───── Supplied text ─────
- Mission statement: "To fund open source projects that are in the critical path for core computing functions."
- Commercial?: No
- Founder: Jim Zemlin
- Established: 24 April 2014
- Funding: By donations
- Status: Superseded by the OpenSSF
- Website: www.coreinfrastructure.org

= Core Infrastructure Initiative =

The Core Infrastructure Initiative (CII) was a project of the Linux Foundation to fund and support free and open-source software projects that are critical to the functioning of the Internet and other major information systems. The project was announced on 24 April 2014 in the wake of Heartbleed, a critical security bug in OpenSSL that is used on millions of websites.

OpenSSL is among the first software projects to be funded by the initiative after it was deemed underfunded, receiving only about $2,000 per year in donations. The initiative will sponsor two full-time OpenSSL core developers. In September 2014, the Initiative offered assistance to Chet Ramey, the maintainer of bash, after the Shellshock vulnerability was discovered.

The CII has since been superseded by the Open Source Security Foundation.
───── Data extract ─────
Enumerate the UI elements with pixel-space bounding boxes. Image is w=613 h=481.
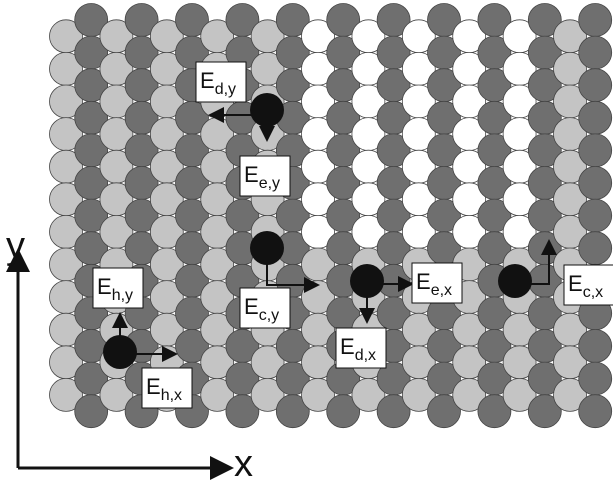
─────
_What to work on_:
1. Answer these from the text about the Core Infrastructure Initiative, one line each:
(a) Who is listed as its founder?
(b) About how much did OpenSSL receive each year in donations?
(c) Who maintained bash when the Initiative offered help after Shellshock?
2. Pick up the text on the Core Infrastructure Initiative after its last sentence and keep writing it.

_Task results_:
1.
(a) Jim Zemlin
(b) About $2,000
(c) Chet Ramey

2.
==Heartbleed bug==

Logo representing Heartbleed

OpenSSL is an open-source implementation of Transport Layer Security (TLS), allowing anyone to inspect its source code. It is, for example, used by smartphones running the Android operating system and some Wi-Fi routers, and by organizations including Amazon.com, Facebook, Netflix, Yahoo!, the United States of America's Federal Bureau of Investigation and the Canada Revenue Agency.

On 7 April 2014, OpenSSL's Heartbleed bug was publicly disclosed and fixed. The vulnerability, which had been shipped in OpenSSL's current version for more than two years, made it possible for hackers to retrieve information such as usernames, passwords and credit card numbers from supposedly secure transactions. At that time, roughly 17% (around half a million) of the Internet's secure web servers certified by trusted authorities were believed to be vulnerable to the attack.

==Open-source software==
According to Linus's law, from Raymond's book The Cathedral and the Bazaar, "Given enough eyeballs, all bugs are shallow." In other words, if there are enough people working on the software, a problem will be found quickly and its fix will be obvious to someone. Raymond stated in an interview that "there weren't any eyeballs" for the Heartbleed bug.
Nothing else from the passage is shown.